Records for this task —
━━━━━━━━━━━━━━━━━━━━
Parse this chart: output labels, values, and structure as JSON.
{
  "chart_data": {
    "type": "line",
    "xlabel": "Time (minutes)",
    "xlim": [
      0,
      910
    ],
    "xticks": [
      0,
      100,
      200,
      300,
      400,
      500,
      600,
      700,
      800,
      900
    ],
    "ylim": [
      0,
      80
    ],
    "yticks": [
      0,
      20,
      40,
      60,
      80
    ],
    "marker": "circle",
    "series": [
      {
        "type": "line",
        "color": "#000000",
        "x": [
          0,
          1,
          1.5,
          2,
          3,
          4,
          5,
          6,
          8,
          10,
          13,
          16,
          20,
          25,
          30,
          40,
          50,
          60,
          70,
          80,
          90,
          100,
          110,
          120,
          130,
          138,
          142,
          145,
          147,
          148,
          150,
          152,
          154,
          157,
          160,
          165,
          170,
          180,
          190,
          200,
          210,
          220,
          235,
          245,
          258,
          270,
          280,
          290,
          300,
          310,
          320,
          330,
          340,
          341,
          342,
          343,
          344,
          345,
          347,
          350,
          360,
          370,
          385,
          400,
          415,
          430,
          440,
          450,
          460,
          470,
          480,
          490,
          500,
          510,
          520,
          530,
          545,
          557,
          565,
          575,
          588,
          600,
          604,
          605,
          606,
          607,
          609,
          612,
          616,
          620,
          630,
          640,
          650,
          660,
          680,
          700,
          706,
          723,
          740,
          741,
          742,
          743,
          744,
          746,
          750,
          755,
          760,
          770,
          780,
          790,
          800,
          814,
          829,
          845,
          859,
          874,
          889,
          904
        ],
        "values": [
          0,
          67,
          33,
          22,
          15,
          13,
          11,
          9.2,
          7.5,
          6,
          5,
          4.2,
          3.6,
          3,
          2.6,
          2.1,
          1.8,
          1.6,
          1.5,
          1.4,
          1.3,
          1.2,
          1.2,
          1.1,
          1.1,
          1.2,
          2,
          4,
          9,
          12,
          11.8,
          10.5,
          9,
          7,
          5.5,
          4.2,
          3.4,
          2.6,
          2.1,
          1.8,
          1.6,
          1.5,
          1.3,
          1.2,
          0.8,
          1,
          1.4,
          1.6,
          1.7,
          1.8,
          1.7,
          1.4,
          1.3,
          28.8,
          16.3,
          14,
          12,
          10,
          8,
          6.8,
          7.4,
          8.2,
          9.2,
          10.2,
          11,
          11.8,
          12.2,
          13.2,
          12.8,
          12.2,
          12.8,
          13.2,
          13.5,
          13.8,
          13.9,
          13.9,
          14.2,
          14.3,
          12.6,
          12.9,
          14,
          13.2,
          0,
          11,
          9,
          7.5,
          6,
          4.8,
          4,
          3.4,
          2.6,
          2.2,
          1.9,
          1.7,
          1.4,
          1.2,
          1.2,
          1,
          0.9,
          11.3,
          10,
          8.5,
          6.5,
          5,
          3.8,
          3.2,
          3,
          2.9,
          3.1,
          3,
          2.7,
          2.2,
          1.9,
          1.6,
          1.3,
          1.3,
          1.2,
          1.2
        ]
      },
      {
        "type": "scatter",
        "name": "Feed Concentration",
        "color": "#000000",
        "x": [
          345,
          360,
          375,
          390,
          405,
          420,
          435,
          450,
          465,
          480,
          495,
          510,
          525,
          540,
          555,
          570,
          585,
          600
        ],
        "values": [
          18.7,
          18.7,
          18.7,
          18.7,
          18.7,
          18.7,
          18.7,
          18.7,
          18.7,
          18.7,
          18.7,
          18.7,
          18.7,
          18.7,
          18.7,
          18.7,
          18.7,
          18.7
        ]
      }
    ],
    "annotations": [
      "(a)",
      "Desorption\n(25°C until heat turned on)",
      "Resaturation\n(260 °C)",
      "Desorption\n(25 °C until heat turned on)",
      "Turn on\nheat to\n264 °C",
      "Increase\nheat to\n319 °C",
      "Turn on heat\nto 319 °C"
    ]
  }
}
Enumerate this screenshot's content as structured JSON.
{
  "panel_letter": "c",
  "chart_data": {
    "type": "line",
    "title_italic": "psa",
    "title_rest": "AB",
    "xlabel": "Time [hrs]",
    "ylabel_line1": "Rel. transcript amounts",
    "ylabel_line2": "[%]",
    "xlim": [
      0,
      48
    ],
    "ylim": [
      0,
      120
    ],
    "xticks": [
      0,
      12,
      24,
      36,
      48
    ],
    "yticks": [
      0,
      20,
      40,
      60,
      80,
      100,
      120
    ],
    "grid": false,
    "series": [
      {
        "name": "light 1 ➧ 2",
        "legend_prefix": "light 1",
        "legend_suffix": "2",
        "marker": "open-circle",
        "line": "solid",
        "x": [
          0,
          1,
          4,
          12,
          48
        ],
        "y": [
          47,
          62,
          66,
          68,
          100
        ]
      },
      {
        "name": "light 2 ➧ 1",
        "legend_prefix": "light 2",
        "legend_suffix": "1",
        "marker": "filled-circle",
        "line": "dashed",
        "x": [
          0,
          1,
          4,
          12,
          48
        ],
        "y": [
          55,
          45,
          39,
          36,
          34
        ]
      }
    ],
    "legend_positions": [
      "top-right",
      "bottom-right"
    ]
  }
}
━━━━━━━━━━━━━━━━━━━━
Challenge —
Please restate the whole listing word for word.

Solution to the exercise —
Parse this chart: output labels, values, and structure as JSON.
{
  "chart_data": {
    "type": "line",
    "xlabel": "Time (minutes)",
    "xlim": [
      0,
      910
    ],
    "xticks": [
      0,
      100,
      200,
      300,
      400,
      500,
      600,
      700,
      800,
      900
    ],
    "ylim": [
      0,
      80
    ],
    "yticks": [
      0,
      20,
      40,
      60,
      80
    ],
    "marker": "circle",
    "series": [
      {
        "type": "line",
        "color": "#000000",
        "x": [
          0,
          1,
          1.5,
          2,
          3,
          4,
          5,
          6,
          8,
          10,
          13,
          16,
          20,
          25,
          30,
          40,
          50,
          60,
          70,
          80,
          90,
          100,
          110,
          120,
          130,
          138,
          142,
          145,
          147,
          148,
          150,
          152,
          154,
          157,
          160,
          165,
          170,
          180,
          190,
          200,
          210,
          220,
          235,
          245,
          258,
          270,
          280,
          290,
          300,
          310,
          320,
          330,
          340,
          341,
          342,
          343,
          344,
          345,
          347,
          350,
          360,
          370,
          385,
          400,
          415,
          430,
          440,
          450,
          460,
          470,
          480,
          490,
          500,
          510,
          520,
          530,
          545,
          557,
          565,
          575,
          588,
          600,
          604,
          605,
          606,
          607,
          609,
          612,
          616,
          620,
          630,
          640,
          650,
          660,
          680,
          700,
          706,
          723,
          740,
          741,
          742,
          743,
          744,
          746,
          750,
          755,
          760,
          770,
          780,
          790,
          800,
          814,
          829,
          845,
          859,
          874,
          889,
          904
        ],
        "values": [
          0,
          67,
          33,
          22,
          15,
          13,
          11,
          9.2,
          7.5,
          6,
          5,
          4.2,
          3.6,
          3,
          2.6,
          2.1,
          1.8,
          1.6,
          1.5,
          1.4,
          1.3,
          1.2,
          1.2,
          1.1,
          1.1,
          1.2,
          2,
          4,
          9,
          12,
          11.8,
          10.5,
          9,
          7,
          5.5,
          4.2,
          3.4,
          2.6,
          2.1,
          1.8,
          1.6,
          1.5,
          1.3,
          1.2,
          0.8,
          1,
          1.4,
          1.6,
          1.7,
          1.8,
          1.7,
          1.4,
          1.3,
          28.8,
          16.3,
          14,
          12,
          10,
          8,
          6.8,
          7.4,
          8.2,
          9.2,
          10.2,
          11,
          11.8,
          12.2,
          13.2,
          12.8,
          12.2,
          12.8,
          13.2,
          13.5,
          13.8,
          13.9,
          13.9,
          14.2,
          14.3,
          12.6,
          12.9,
          14,
          13.2,
          0,
          11,
          9,
          7.5,
          6,
          4.8,
          4,
          3.4,
          2.6,
          2.2,
          1.9,
          1.7,
          1.4,
          1.2,
          1.2,
          1,
          0.9,
          11.3,
          10,
          8.5,
          6.5,
          5,
          3.8,
          3.2,
          3,
          2.9,
          3.1,
          3,
          2.7,
          2.2,
          1.9,
          1.6,
          1.3,
          1.3,
          1.2,
          1.2
        ]
      },
      {
        "type": "scatter",
        "name": "Feed Concentration",
        "color": "#000000",
        "x": [
          345,
          360,
          375,
          390,
          405,
          420,
          435,
          450,
          465,
          480,
          495,
          510,
          525,
          540,
          555,
          570,
          585,
          600
        ],
        "values": [
          18.7,
          18.7,
          18.7,
          18.7,
          18.7,
          18.7,
          18.7,
          18.7,
          18.7,
          18.7,
          18.7,
          18.7,
          18.7,
          18.7,
          18.7,
          18.7,
          18.7,
          18.7
        ]
      }
    ],
    "annotations": [
      "(a)",
      "Desorption\n(25°C until heat turned on)",
      "Resaturation\n(260 °C)",
      "Desorption\n(25 °C until heat turned on)",
      "Turn on\nheat to\n264 °C",
      "Increase\nheat to\n319 °C",
      "Turn on heat\nto 319 °C"
    ]
  }
}
Enumerate this screenshot's content as structured JSON.
{
  "panel_letter": "c",
  "chart_data": {
    "type": "line",
    "title_italic": "psa",
    "title_rest": "AB",
    "xlabel": "Time [hrs]",
    "ylabel_line1": "Rel. transcript amounts",
    "ylabel_line2": "[%]",
    "xlim": [
      0,
      48
    ],
    "ylim": [
      0,
      120
    ],
    "xticks": [
      0,
      12,
      24,
      36,
      48
    ],
    "yticks": [
      0,
      20,
      40,
      60,
      80,
      100,
      120
    ],
    "grid": false,
    "series": [
      {
        "name": "light 1 ➧ 2",
        "legend_prefix": "light 1",
        "legend_suffix": "2",
        "marker": "open-circle",
        "line": "solid",
        "x": [
          0,
          1,
          4,
          12,
          48
        ],
        "y": [
          47,
          62,
          66,
          68,
          100
        ]
      },
      {
        "name": "light 2 ➧ 1",
        "legend_prefix": "light 2",
        "legend_suffix": "1",
        "marker": "filled-circle",
        "line": "dashed",
        "x": [
          0,
          1,
          4,
          12,
          48
        ],
        "y": [
          55,
          45,
          39,
          36,
          34
        ]
      }
    ],
    "legend_positions": [
      "top-right",
      "bottom-right"
    ]
  }
}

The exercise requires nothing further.